[Document page entries with text]
- - -

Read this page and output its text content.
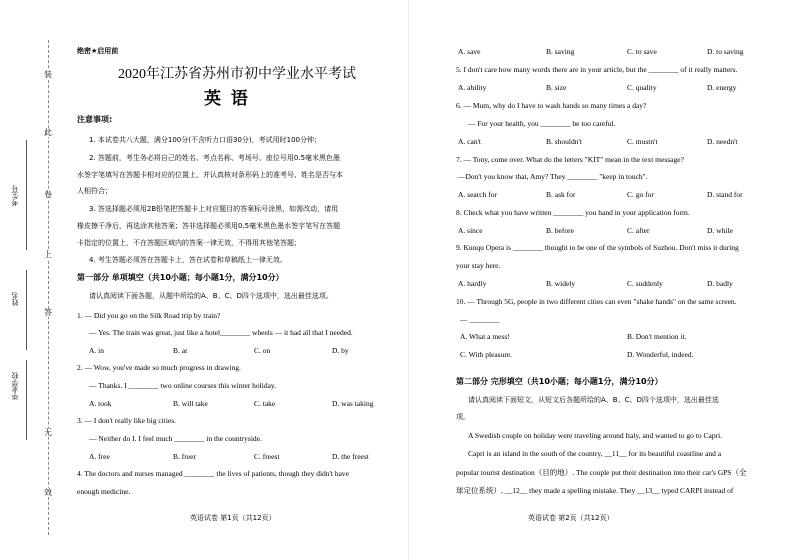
装
此
卷
上
答
无
效
考生号
姓名
毕业学校
绝密★启用前
2020年江苏省苏州市初中学业水平考试
英 语
注意事项:
1. 本试卷共八大题，满分100分(不含听力口语30分)，考试用时100分钟；
2. 答题前，考生务必将自己的姓名、考点名称、考场号、座位号用0.5毫米黑色墨
水签字笔填写在答题卡相对应的位置上，并认真核对条形码上的准考号、姓名是否与本
人相符合；
3. 答选择题必须用2B铅笔把答题卡上对应题目的答案标号涂黑，如需改动，请用
橡皮擦干净后，再选涂其他答案；答非选择题必须用0.5毫米黑色墨水签字笔写在答题
卡指定的位置上，不在答题区域内的答案一律无效，不得用其他笔答题；
4. 考生答题必须答在答题卡上，答在试卷和草稿纸上一律无效。
第一部分 单项填空（共10小题；每小题1分，满分10分）
请认真阅读下面各题，从题中所给的A、B、C、D四个选项中，选出最佳选项。
1. — Did you go on the Silk Road trip by train?
— Yes. The train was great, just like a hotel________ wheels — it had all that I needed.
A. in	B. at	C. on	D. by
2. — Wow, you've made so much progress in drawing.
— Thanks. I ________ two online courses this winter holiday.
A. took	B. will take	C. take	D. was taking
3. — I don't really like big cities.
— Neither do I. I feel much ________ in the countryside.
A. free	B. freer	C. freest	D. the freest
4. The doctors and nurses managed ________ the lives of patients, though they didn't have
enough medicine.
英语试卷 第1页（共12页）
A. save	B. saving	C. to save	D. to saving
5. I don't care how many words there are in your article, but the ________ of it really matters.
A. ability	B. size	C. quality	D. energy
6. — Mum, why do I have to wash hands so many times a day?
— For your health, you ________ be too careful.
A. can't	B. shouldn't	C. mustn't	D. needn't
7. — Tony, come over. What do the letters "KIT" mean in the text message?
—Don't you know that, Amy? They ________ "keep in touch".
A. search for	B. ask for	C. go for	D. stand for
8. Check what you have written ________ you hand in your application form.
A. since	B. before	C. after	D. while
9. Kunqu Opera is ________ thought to be one of the symbols of Suzhou. Don't miss it during
your stay here.
A. hardly	B. widely	C. suddenly	D. badly
10. — Through 5G, people in two different cities can even "shake hands" on the same screen.
— ________
A. What a mess!	B. Don't mention it.
C. With pleasure.	D. Wonderful, indeed.
第二部分 完形填空（共10小题；每小题1分，满分10分）
请认真阅读下面短文，从短文后各题所给的A、B、C、D四个选项中，选出最佳选
项。
A Swedish couple on holiday were traveling around Italy, and wanted to go to Capri.
Capri is an island in the south of the country, __11__ for its beautiful coastline and a
popular tourist destination（目的地）. The couple put their destination into their car's GPS（全
球定位系统）, __12__ they made a spelling mistake. They __13__ typed CARPI instead of
英语试卷 第2页（共12页）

- - -

Looking at the entries above, find how many lines include the word "D四个选项中" and write that number alone.

▶ _Result for this exercise_
2